**Required task:**
Answer with one number only: the number of lines that contain "ylabel".

**Records supplied:**
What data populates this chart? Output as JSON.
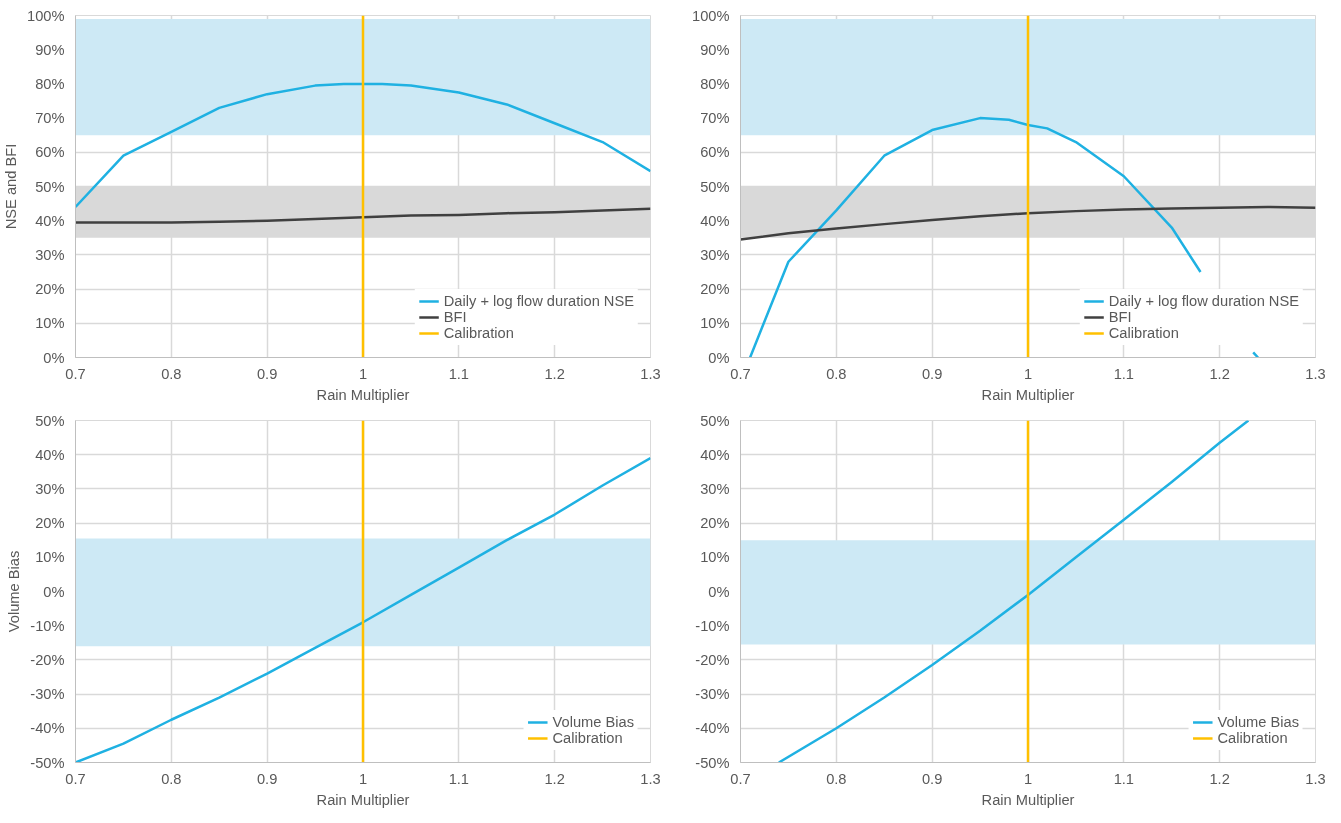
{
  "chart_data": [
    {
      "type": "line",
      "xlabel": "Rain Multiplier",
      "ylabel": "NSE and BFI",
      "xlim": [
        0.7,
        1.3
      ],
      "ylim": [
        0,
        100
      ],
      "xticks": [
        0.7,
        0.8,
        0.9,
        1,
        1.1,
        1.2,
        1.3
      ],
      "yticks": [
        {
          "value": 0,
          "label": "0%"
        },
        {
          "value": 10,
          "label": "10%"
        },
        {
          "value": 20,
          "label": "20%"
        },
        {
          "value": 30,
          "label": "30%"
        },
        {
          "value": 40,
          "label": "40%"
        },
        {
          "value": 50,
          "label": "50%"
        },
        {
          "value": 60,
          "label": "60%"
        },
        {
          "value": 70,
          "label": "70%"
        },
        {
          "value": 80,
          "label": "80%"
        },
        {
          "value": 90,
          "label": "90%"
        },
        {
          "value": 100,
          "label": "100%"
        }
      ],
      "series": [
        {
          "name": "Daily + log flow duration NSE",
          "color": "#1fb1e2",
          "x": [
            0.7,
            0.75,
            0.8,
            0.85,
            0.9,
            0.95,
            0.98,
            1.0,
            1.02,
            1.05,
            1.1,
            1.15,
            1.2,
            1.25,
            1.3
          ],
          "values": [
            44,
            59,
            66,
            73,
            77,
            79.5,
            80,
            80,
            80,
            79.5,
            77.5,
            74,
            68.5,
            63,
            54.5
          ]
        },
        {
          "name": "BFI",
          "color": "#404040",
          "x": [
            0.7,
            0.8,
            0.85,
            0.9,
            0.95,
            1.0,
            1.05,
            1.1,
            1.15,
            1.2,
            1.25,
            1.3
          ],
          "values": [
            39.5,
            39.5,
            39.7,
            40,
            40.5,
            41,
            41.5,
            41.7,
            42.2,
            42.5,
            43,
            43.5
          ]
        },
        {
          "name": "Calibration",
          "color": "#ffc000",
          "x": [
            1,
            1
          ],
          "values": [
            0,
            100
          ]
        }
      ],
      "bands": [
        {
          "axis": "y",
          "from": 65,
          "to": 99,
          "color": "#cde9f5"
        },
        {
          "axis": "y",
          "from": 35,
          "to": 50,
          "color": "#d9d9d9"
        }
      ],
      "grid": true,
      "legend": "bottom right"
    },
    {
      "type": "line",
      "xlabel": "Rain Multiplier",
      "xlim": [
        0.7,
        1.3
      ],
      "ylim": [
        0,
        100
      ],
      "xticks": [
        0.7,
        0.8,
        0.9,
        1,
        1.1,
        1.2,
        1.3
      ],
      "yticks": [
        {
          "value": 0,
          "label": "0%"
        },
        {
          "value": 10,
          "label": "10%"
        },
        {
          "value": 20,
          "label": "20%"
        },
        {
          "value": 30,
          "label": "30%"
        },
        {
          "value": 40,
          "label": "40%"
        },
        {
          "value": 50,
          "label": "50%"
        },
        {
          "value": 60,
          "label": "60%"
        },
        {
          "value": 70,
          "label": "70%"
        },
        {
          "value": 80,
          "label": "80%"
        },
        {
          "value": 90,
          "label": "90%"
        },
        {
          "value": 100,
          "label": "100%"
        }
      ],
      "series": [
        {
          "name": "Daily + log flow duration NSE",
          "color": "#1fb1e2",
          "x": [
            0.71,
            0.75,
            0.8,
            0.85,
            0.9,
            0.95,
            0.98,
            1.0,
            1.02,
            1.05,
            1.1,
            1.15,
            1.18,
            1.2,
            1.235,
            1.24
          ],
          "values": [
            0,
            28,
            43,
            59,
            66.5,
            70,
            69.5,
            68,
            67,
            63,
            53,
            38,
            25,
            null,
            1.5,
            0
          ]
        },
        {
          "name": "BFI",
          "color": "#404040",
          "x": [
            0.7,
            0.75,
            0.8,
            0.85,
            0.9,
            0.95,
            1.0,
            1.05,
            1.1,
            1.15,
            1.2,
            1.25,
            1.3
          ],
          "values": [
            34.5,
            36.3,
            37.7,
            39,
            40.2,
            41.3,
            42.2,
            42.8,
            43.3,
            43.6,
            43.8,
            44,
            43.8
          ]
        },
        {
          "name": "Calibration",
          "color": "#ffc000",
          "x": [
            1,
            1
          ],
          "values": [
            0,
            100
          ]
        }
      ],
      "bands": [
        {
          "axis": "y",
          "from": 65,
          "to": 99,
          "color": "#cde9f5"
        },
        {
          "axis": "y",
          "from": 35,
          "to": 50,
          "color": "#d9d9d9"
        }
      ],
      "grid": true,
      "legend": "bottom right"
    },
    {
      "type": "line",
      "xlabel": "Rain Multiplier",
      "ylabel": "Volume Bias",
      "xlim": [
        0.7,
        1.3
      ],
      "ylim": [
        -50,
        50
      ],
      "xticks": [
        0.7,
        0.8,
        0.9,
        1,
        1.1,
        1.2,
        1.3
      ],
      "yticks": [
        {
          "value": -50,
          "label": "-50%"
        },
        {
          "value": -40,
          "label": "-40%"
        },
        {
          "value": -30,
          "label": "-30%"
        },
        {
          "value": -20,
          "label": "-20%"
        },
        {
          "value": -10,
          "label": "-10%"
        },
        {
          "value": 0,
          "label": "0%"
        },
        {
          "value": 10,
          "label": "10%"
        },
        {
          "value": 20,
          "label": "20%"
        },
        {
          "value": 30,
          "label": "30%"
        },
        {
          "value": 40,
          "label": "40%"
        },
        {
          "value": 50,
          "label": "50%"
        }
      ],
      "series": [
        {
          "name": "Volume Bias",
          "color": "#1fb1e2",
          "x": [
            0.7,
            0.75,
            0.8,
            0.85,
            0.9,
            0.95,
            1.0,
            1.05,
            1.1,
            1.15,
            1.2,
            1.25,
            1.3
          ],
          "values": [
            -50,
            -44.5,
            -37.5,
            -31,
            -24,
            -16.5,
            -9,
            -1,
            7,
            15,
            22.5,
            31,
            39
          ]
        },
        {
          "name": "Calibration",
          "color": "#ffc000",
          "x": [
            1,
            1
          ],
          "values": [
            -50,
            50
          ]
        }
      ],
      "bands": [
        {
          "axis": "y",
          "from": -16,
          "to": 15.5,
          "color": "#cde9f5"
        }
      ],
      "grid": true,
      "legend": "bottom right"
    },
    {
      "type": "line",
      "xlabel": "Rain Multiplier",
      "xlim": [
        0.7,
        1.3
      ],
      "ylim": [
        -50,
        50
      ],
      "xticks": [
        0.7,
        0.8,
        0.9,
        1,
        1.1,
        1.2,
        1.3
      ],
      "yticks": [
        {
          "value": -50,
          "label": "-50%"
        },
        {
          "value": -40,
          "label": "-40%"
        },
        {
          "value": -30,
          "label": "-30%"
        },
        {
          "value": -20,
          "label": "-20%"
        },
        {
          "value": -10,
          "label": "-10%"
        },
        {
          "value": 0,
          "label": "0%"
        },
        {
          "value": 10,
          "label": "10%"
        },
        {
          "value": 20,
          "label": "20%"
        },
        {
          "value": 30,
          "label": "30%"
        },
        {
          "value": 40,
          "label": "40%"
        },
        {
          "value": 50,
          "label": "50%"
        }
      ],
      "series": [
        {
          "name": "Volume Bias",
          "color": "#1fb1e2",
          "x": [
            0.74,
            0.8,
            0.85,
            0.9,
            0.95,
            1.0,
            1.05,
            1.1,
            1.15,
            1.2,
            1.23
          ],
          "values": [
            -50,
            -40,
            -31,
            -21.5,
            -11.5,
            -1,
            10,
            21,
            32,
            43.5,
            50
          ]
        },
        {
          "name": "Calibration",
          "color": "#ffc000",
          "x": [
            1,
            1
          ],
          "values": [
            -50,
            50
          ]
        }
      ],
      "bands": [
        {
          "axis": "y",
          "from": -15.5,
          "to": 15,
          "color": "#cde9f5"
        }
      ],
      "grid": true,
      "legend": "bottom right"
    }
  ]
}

**Solution for this problem:**
2